Transcribe the whole listing below without changing a word, but leave out every image.

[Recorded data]
— Begin —
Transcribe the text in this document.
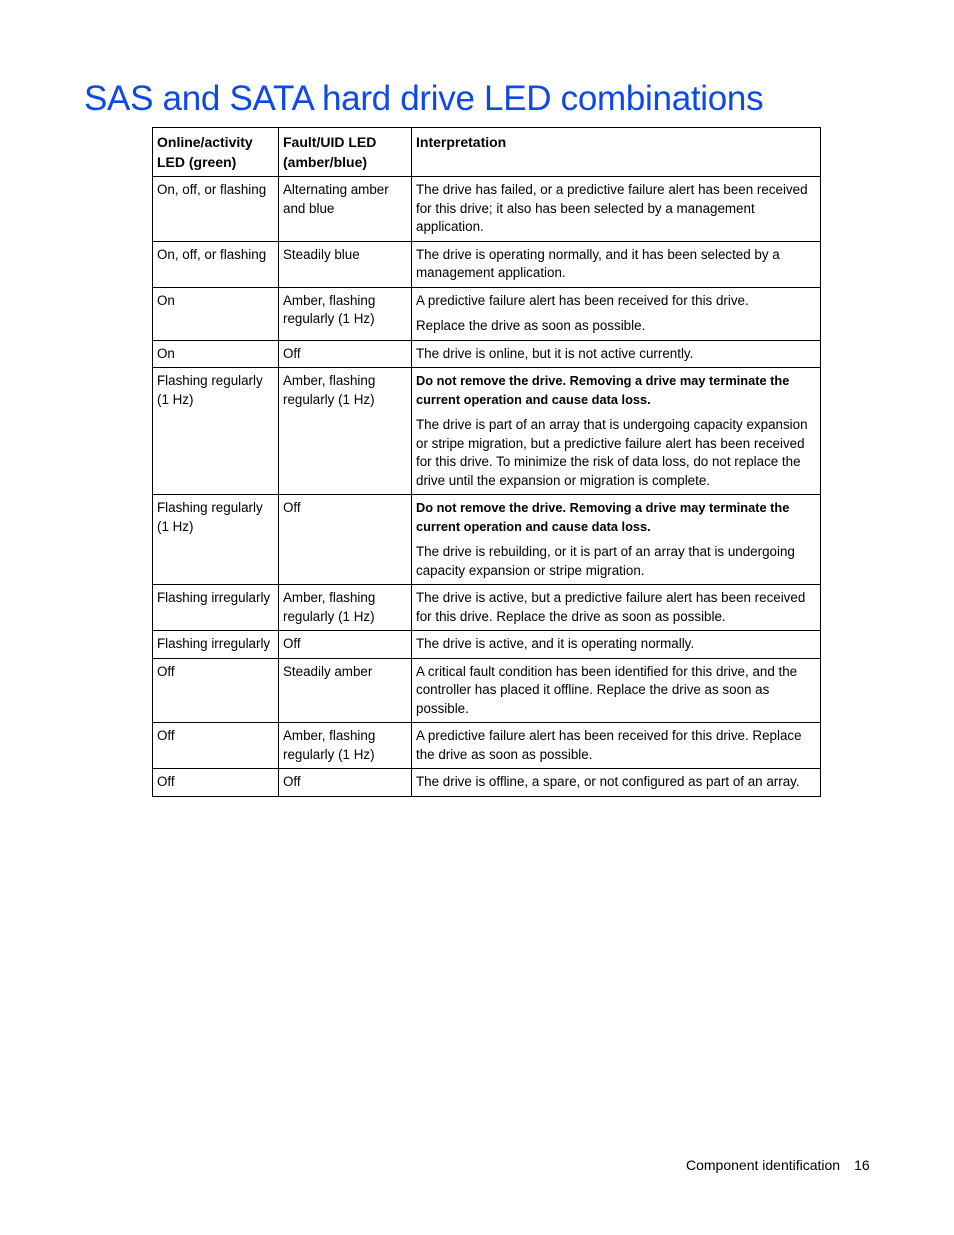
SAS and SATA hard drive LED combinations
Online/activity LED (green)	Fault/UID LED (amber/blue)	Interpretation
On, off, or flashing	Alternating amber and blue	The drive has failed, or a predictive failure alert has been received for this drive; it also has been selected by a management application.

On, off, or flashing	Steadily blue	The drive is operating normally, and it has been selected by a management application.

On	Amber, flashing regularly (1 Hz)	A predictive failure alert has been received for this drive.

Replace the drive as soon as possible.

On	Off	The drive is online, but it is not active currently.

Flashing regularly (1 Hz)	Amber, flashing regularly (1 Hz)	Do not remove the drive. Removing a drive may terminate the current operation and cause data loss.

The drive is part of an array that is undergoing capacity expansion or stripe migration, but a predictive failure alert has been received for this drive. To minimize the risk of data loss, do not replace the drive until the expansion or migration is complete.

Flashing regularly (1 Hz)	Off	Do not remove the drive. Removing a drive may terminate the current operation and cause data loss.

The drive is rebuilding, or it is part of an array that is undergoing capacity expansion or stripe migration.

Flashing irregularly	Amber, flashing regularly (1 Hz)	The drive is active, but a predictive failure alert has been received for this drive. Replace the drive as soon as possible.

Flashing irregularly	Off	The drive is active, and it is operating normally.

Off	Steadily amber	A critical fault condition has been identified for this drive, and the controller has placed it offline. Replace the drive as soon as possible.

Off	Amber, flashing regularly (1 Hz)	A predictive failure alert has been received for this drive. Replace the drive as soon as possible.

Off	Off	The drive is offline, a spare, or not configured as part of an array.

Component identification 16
— End —
> [Final result]
Transcribe the text in this document.
SAS and SATA hard drive LED combinations
Online/activity LED (green)	Fault/UID LED (amber/blue)	Interpretation
On, off, or flashing	Alternating amber and blue	The drive has failed, or a predictive failure alert has been received for this drive; it also has been selected by a management application.

On, off, or flashing	Steadily blue	The drive is operating normally, and it has been selected by a management application.

On	Amber, flashing regularly (1 Hz)	A predictive failure alert has been received for this drive.

Replace the drive as soon as possible.

On	Off	The drive is online, but it is not active currently.

Flashing regularly (1 Hz)	Amber, flashing regularly (1 Hz)	Do not remove the drive. Removing a drive may terminate the current operation and cause data loss.

The drive is part of an array that is undergoing capacity expansion or stripe migration, but a predictive failure alert has been received for this drive. To minimize the risk of data loss, do not replace the drive until the expansion or migration is complete.

Flashing regularly (1 Hz)	Off	Do not remove the drive. Removing a drive may terminate the current operation and cause data loss.

The drive is rebuilding, or it is part of an array that is undergoing capacity expansion or stripe migration.

Flashing irregularly	Amber, flashing regularly (1 Hz)	The drive is active, but a predictive failure alert has been received for this drive. Replace the drive as soon as possible.

Flashing irregularly	Off	The drive is active, and it is operating normally.

Off	Steadily amber	A critical fault condition has been identified for this drive, and the controller has placed it offline. Replace the drive as soon as possible.

Off	Amber, flashing regularly (1 Hz)	A predictive failure alert has been received for this drive. Replace the drive as soon as possible.

Off	Off	The drive is offline, a spare, or not configured as part of an array.

Component identification 16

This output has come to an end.